Final Report: Biosensor for Field Monitoring of Pesticides in WaterEPA Contract Number: EPD06077
Title: Biosensor for Field Monitoring of Pesticides in Water
Investigators: Carter, Michael T.
Small Business: Eltron Research & Development Inc.
EPA Contact: Richards, April
Project Period: May 1, 2006 through April 30, 2008
Project Amount: $225,000
RFA: Small Business Innovation Research (SBIR) - Phase II (2006) Recipients Lists
Research Category: Hazardous Waste/Remediation , SBIR - Waste , Small Business Innovation Research (SBIR)
This SBIR Phase II proposal addressed development of a field-portable, amperometric biosensor for monitoring organophosphorus (OP) and carbamate insecticides in water. The miniaturized biosensor used a modified, screen-printed microelectrode. The enzyme used to generate the amperometrically detectable species is selectively inhibited by the pesticides, but not by other common classes of agricultural chemicals, such triazine herbicides. The device is a single-use, disposable monitoring chip, because some of the active pesticides (e.g., the Ops) irreversibly inhibit enzyme activity, although carbamate inhibition is more reversible.

:::::

# Your assignment:
Decide whether each statement agrees with the biosensor report, answering yes or no and quoting the report's deciding words. (a) The project amount was $225,000. (b) The enzyme is inhibited by triazine herbicides. (c) The device is meant to be reused many times.

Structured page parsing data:
:::::

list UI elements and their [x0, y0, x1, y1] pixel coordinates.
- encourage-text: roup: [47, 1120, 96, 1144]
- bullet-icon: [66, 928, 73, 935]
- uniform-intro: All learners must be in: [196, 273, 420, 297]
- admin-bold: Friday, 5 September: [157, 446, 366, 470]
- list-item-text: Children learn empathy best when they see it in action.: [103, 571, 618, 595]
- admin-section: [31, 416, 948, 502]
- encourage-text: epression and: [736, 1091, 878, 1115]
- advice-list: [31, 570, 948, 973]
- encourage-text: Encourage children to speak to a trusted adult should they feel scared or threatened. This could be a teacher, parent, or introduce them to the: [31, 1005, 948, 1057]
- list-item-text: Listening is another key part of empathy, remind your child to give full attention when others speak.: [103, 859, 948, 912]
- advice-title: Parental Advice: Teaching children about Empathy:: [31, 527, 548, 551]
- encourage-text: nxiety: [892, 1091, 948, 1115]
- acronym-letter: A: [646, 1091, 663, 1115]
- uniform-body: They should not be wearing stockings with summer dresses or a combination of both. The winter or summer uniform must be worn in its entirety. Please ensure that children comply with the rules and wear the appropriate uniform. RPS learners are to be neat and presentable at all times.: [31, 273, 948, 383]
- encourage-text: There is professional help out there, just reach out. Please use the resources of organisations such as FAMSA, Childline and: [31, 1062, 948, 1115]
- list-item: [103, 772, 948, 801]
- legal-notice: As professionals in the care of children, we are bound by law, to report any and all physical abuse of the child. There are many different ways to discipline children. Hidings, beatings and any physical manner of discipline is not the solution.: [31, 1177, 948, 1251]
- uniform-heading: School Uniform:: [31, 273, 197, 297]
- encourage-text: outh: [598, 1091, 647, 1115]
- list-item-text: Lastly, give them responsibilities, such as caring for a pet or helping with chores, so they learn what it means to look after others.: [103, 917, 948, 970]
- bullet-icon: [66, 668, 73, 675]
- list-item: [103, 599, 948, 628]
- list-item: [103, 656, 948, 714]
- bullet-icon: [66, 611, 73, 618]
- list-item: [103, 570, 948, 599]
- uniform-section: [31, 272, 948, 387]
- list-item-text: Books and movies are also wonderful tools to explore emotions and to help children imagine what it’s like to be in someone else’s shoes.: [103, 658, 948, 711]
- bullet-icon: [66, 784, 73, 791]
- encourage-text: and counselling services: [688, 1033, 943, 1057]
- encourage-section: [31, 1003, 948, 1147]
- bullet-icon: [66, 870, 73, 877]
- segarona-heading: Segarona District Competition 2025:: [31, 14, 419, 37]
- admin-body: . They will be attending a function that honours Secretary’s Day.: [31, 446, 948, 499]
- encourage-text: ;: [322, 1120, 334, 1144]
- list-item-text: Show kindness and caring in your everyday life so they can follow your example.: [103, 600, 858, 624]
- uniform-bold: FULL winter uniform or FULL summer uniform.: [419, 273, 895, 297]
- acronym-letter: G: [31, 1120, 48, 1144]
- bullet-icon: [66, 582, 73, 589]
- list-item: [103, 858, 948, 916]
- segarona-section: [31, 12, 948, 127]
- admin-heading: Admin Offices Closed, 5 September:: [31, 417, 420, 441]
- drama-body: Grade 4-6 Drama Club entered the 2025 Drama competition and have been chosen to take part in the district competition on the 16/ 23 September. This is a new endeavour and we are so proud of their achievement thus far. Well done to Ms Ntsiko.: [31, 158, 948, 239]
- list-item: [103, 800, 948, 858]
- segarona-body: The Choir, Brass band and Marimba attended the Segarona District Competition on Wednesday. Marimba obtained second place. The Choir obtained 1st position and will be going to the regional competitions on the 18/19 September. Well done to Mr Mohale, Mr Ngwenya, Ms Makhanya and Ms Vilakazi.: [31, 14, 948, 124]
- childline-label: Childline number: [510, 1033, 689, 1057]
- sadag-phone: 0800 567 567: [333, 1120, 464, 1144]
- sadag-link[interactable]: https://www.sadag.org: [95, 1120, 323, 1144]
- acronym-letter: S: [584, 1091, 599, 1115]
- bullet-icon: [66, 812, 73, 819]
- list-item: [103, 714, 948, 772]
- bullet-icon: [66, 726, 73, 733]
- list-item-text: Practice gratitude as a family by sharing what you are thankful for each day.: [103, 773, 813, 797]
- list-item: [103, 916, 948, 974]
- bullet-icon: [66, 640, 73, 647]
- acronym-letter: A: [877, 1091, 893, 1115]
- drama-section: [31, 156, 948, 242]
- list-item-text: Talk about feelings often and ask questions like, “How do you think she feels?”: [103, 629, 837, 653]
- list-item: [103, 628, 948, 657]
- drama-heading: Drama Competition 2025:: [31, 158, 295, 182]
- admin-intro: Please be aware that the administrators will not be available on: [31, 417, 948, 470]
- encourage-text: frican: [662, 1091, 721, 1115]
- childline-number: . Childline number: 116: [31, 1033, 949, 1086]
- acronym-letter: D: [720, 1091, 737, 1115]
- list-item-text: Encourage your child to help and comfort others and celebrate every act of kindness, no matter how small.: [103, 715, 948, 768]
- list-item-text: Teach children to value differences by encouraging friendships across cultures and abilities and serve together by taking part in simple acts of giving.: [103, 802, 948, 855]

:::::

# Reply:
(a) Yes: "Project Amount: $225,000"
(b) No: "selectively inhibited by the pesticides, but not by other common classes of agricultural chemicals"
(c) No: "The device is a single-use, disposable monitoring chip"